— begin Data supplied —

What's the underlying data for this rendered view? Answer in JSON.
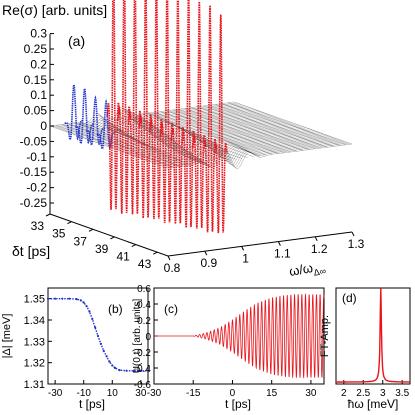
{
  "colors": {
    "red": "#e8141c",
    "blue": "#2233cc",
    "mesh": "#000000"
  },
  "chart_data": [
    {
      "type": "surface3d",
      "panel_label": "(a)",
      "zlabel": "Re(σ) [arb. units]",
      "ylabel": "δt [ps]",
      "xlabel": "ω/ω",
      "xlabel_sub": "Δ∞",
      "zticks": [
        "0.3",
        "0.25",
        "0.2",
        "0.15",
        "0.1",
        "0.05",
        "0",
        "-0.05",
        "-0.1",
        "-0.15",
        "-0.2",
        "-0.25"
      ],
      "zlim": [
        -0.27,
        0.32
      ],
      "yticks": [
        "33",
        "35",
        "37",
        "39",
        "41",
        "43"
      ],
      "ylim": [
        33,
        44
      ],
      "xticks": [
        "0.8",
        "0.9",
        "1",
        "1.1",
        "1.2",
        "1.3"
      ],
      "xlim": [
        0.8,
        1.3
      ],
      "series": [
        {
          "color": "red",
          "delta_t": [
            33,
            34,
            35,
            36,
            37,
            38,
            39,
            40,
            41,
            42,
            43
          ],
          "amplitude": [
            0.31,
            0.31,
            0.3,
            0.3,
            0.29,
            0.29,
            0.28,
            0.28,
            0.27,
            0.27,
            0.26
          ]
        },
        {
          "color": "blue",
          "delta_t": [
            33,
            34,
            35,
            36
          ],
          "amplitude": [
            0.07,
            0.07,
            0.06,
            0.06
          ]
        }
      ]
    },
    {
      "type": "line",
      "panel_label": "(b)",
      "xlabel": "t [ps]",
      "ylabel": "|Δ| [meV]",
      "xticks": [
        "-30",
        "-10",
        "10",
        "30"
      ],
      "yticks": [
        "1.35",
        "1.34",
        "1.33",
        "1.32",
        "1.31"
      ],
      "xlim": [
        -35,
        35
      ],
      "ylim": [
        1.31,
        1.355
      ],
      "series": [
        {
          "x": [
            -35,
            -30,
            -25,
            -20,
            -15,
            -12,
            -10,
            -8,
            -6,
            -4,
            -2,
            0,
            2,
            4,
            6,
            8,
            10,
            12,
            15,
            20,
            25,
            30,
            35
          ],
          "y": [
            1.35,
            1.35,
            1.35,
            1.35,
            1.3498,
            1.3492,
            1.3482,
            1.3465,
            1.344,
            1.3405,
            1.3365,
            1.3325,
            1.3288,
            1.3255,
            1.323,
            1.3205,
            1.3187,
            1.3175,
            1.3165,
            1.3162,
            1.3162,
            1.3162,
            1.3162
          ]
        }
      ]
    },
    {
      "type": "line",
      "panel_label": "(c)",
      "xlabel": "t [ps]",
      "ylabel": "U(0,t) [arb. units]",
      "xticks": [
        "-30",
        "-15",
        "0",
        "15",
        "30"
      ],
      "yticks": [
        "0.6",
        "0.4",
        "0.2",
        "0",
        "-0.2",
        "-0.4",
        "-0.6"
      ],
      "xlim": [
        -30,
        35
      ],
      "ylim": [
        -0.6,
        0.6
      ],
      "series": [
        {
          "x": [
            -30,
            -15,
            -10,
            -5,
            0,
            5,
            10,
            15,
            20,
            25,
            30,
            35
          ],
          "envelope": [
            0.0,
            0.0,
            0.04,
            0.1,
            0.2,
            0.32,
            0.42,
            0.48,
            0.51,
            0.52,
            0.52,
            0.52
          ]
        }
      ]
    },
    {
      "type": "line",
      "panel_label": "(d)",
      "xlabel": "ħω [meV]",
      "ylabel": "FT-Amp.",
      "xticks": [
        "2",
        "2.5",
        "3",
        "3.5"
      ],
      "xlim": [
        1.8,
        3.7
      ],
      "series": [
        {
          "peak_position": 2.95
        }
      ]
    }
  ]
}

— end Data supplied —

(Problem) Retype all entries exactly as they appear, dropping the images.

(The solution)
What's the underlying data for this rendered view? Answer in JSON.
{
  "colors": {
    "red": "#e8141c",
    "blue": "#2233cc",
    "mesh": "#000000"
  },
  "chart_data": [
    {
      "type": "surface3d",
      "panel_label": "(a)",
      "zlabel": "Re(σ) [arb. units]",
      "ylabel": "δt [ps]",
      "xlabel": "ω/ω",
      "xlabel_sub": "Δ∞",
      "zticks": [
        "0.3",
        "0.25",
        "0.2",
        "0.15",
        "0.1",
        "0.05",
        "0",
        "-0.05",
        "-0.1",
        "-0.15",
        "-0.2",
        "-0.25"
      ],
      "zlim": [
        -0.27,
        0.32
      ],
      "yticks": [
        "33",
        "35",
        "37",
        "39",
        "41",
        "43"
      ],
      "ylim": [
        33,
        44
      ],
      "xticks": [
        "0.8",
        "0.9",
        "1",
        "1.1",
        "1.2",
        "1.3"
      ],
      "xlim": [
        0.8,
        1.3
      ],
      "series": [
        {
          "color": "red",
          "delta_t": [
            33,
            34,
            35,
            36,
            37,
            38,
            39,
            40,
            41,
            42,
            43
          ],
          "amplitude": [
            0.31,
            0.31,
            0.3,
            0.3,
            0.29,
            0.29,
            0.28,
            0.28,
            0.27,
            0.27,
            0.26
          ]
        },
        {
          "color": "blue",
          "delta_t": [
            33,
            34,
            35,
            36
          ],
          "amplitude": [
            0.07,
            0.07,
            0.06,
            0.06
          ]
        }
      ]
    },
    {
      "type": "line",
      "panel_label": "(b)",
      "xlabel": "t [ps]",
      "ylabel": "|Δ| [meV]",
      "xticks": [
        "-30",
        "-10",
        "10",
        "30"
      ],
      "yticks": [
        "1.35",
        "1.34",
        "1.33",
        "1.32",
        "1.31"
      ],
      "xlim": [
        -35,
        35
      ],
      "ylim": [
        1.31,
        1.355
      ],
      "series": [
        {
          "x": [
            -35,
            -30,
            -25,
            -20,
            -15,
            -12,
            -10,
            -8,
            -6,
            -4,
            -2,
            0,
            2,
            4,
            6,
            8,
            10,
            12,
            15,
            20,
            25,
            30,
            35
          ],
          "y": [
            1.35,
            1.35,
            1.35,
            1.35,
            1.3498,
            1.3492,
            1.3482,
            1.3465,
            1.344,
            1.3405,
            1.3365,
            1.3325,
            1.3288,
            1.3255,
            1.323,
            1.3205,
            1.3187,
            1.3175,
            1.3165,
            1.3162,
            1.3162,
            1.3162,
            1.3162
          ]
        }
      ]
    },
    {
      "type": "line",
      "panel_label": "(c)",
      "xlabel": "t [ps]",
      "ylabel": "U(0,t) [arb. units]",
      "xticks": [
        "-30",
        "-15",
        "0",
        "15",
        "30"
      ],
      "yticks": [
        "0.6",
        "0.4",
        "0.2",
        "0",
        "-0.2",
        "-0.4",
        "-0.6"
      ],
      "xlim": [
        -30,
        35
      ],
      "ylim": [
        -0.6,
        0.6
      ],
      "series": [
        {
          "x": [
            -30,
            -15,
            -10,
            -5,
            0,
            5,
            10,
            15,
            20,
            25,
            30,
            35
          ],
          "envelope": [
            0.0,
            0.0,
            0.04,
            0.1,
            0.2,
            0.32,
            0.42,
            0.48,
            0.51,
            0.52,
            0.52,
            0.52
          ]
        }
      ]
    },
    {
      "type": "line",
      "panel_label": "(d)",
      "xlabel": "ħω [meV]",
      "ylabel": "FT-Amp.",
      "xticks": [
        "2",
        "2.5",
        "3",
        "3.5"
      ],
      "xlim": [
        1.8,
        3.7
      ],
      "series": [
        {
          "peak_position": 2.95
        }
      ]
    }
  ]
}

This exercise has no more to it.